* [Task to complete]:
Pull out every line of the listing below where "обучаемый" appears.
-*-*-
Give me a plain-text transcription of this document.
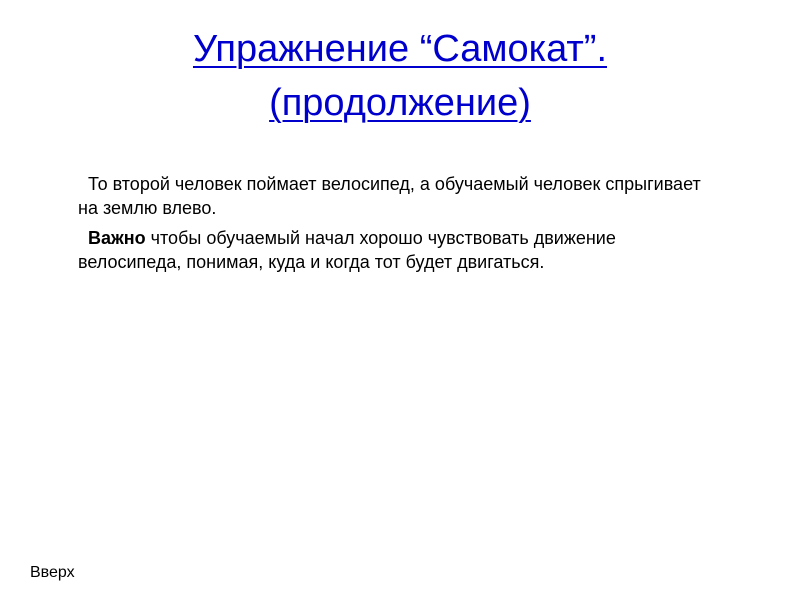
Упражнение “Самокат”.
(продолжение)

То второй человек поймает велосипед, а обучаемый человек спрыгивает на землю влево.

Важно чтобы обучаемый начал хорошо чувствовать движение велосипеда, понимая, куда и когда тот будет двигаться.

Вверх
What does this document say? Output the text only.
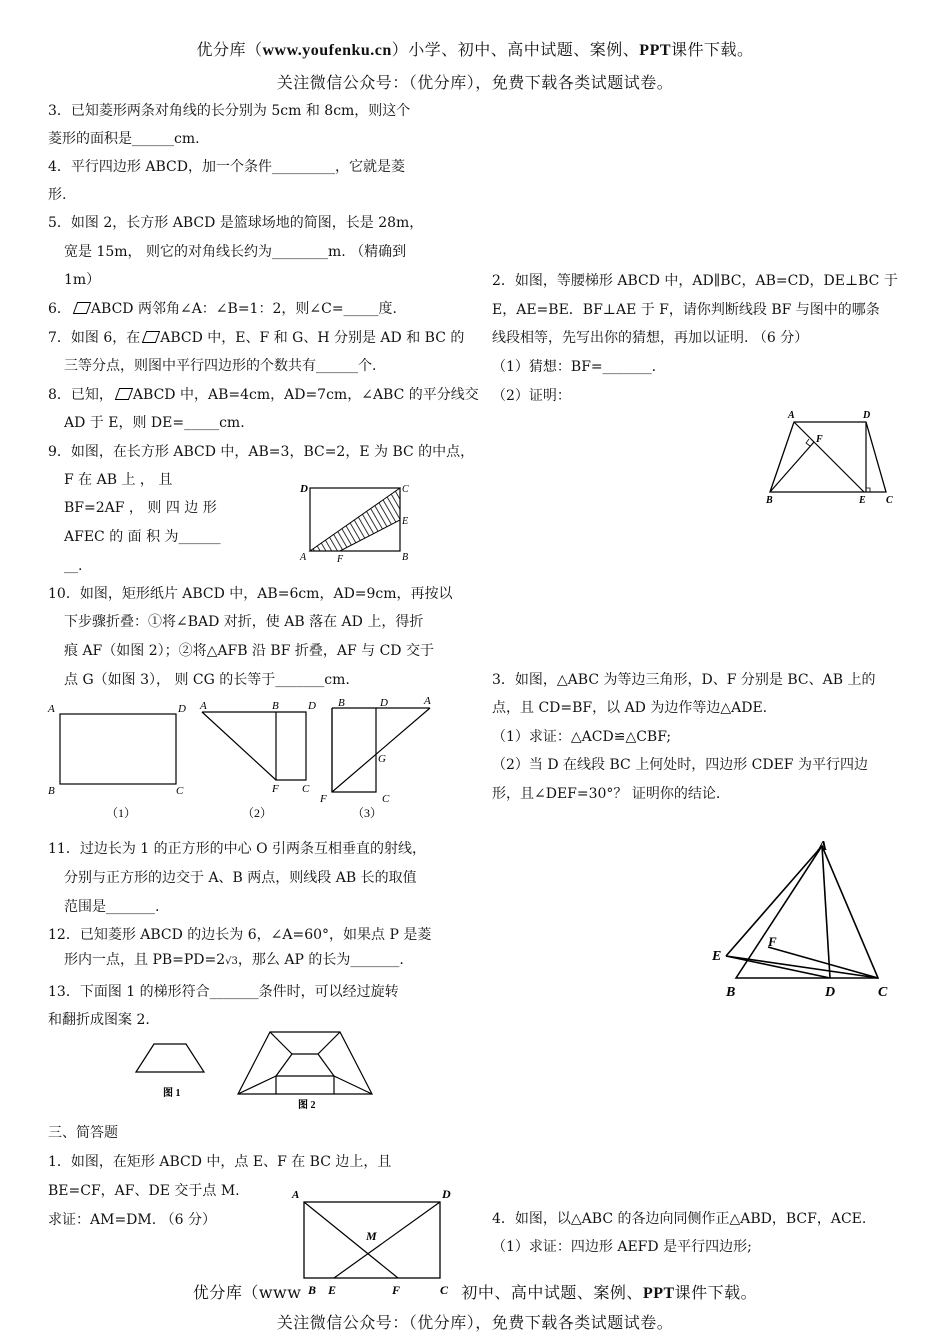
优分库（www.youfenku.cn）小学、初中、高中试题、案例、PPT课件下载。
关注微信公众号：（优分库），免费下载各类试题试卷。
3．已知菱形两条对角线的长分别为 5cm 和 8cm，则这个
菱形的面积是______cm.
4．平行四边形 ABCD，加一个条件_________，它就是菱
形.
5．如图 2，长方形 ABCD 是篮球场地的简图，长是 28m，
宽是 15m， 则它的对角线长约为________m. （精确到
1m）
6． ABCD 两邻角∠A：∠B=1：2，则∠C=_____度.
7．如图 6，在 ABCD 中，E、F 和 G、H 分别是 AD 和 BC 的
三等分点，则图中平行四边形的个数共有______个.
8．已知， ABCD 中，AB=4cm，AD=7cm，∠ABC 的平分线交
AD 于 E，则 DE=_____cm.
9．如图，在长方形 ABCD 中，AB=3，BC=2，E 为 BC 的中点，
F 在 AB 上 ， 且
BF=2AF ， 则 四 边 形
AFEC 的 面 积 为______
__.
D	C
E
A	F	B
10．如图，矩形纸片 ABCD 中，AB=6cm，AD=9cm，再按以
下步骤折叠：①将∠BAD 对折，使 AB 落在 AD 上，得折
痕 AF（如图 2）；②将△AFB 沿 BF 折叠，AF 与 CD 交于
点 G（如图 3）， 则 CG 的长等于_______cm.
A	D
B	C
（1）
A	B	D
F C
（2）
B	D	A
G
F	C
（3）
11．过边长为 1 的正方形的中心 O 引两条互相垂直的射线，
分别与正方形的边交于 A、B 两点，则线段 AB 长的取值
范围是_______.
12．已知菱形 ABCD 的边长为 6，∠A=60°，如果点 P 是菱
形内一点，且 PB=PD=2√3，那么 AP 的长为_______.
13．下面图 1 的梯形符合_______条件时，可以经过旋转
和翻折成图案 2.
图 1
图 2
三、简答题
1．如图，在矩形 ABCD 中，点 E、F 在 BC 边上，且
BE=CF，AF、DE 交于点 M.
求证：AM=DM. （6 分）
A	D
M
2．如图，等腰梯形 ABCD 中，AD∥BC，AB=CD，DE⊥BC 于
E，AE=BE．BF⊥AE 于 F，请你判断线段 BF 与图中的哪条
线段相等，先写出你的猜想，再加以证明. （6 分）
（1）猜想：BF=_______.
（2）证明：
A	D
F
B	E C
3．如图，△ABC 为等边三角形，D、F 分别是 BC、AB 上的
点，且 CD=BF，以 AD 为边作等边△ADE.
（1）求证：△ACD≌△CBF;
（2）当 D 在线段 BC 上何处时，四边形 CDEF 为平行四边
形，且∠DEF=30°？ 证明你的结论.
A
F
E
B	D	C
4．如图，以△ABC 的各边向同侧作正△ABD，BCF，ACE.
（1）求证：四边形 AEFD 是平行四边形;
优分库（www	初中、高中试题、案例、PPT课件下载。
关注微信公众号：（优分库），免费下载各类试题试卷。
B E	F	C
-*-*-
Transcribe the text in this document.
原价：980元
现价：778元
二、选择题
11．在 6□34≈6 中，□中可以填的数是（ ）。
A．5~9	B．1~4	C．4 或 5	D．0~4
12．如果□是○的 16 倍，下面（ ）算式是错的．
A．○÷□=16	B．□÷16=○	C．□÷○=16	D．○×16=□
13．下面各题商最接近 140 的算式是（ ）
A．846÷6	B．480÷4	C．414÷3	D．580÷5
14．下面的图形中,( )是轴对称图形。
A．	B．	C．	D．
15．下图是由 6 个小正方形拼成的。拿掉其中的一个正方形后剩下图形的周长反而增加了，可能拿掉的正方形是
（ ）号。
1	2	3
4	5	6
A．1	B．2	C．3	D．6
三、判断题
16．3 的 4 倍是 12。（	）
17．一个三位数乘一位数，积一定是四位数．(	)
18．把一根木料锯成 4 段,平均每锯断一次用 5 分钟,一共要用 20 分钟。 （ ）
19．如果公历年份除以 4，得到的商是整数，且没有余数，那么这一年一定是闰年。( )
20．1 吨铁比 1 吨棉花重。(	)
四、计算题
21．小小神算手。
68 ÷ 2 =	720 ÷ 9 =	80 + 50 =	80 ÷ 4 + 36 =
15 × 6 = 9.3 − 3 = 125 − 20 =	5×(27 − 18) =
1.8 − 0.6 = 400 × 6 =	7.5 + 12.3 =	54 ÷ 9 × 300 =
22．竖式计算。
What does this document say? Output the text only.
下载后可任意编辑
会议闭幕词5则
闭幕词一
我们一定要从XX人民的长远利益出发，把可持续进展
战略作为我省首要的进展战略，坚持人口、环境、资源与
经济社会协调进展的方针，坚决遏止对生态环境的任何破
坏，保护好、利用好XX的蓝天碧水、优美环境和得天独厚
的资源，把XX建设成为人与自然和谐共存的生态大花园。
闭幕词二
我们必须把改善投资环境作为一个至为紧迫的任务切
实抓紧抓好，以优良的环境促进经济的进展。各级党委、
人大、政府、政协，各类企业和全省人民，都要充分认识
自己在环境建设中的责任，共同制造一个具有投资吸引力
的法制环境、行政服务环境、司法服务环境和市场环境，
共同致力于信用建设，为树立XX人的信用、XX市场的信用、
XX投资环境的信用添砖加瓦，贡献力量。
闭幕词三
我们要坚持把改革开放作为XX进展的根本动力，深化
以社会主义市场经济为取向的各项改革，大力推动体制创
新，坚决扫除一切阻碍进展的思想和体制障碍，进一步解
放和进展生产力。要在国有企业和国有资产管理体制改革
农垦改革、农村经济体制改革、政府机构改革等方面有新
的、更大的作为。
-*-*-
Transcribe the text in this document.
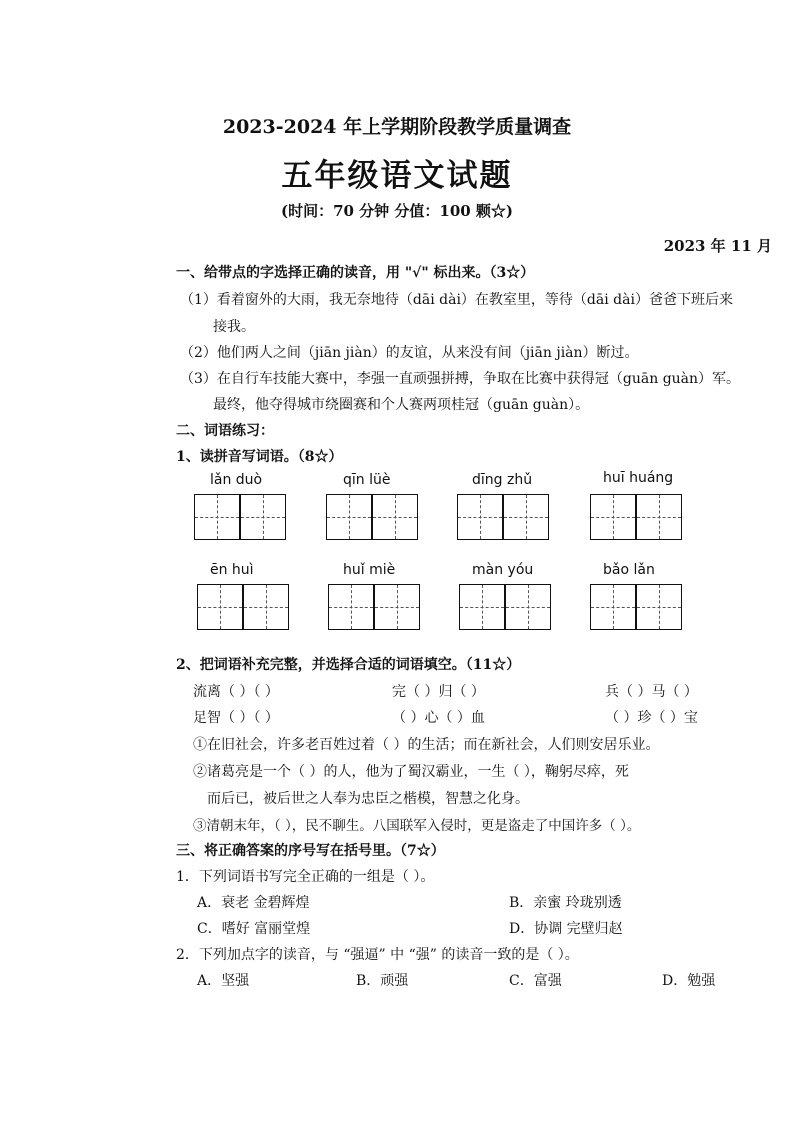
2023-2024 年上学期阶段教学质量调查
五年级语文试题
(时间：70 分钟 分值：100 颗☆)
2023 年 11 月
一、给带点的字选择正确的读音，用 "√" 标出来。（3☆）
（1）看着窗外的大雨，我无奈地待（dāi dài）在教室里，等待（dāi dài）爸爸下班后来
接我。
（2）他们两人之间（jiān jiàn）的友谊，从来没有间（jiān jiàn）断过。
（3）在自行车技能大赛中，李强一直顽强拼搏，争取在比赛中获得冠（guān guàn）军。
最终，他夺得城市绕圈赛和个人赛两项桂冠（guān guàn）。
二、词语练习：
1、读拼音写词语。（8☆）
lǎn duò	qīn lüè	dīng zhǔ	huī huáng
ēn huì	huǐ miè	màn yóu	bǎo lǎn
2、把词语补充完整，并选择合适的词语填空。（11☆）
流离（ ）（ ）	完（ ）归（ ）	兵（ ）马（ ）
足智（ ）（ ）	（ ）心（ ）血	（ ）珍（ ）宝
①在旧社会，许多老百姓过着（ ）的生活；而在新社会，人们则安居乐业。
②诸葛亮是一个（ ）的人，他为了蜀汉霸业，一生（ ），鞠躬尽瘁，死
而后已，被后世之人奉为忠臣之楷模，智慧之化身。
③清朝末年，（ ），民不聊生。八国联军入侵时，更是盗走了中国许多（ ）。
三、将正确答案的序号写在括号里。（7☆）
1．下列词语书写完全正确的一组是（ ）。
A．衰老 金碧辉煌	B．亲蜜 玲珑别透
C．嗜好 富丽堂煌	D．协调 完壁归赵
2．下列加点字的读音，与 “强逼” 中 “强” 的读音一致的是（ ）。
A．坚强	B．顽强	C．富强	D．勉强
-*-*-
* [Task answer]:
То второй человек поймает велосипед, а обучаемый человек спрыгивает на землю влево.
Важно чтобы обучаемый начал хорошо чувствовать движение велосипеда, понимая, куда и когда тот будет двигаться.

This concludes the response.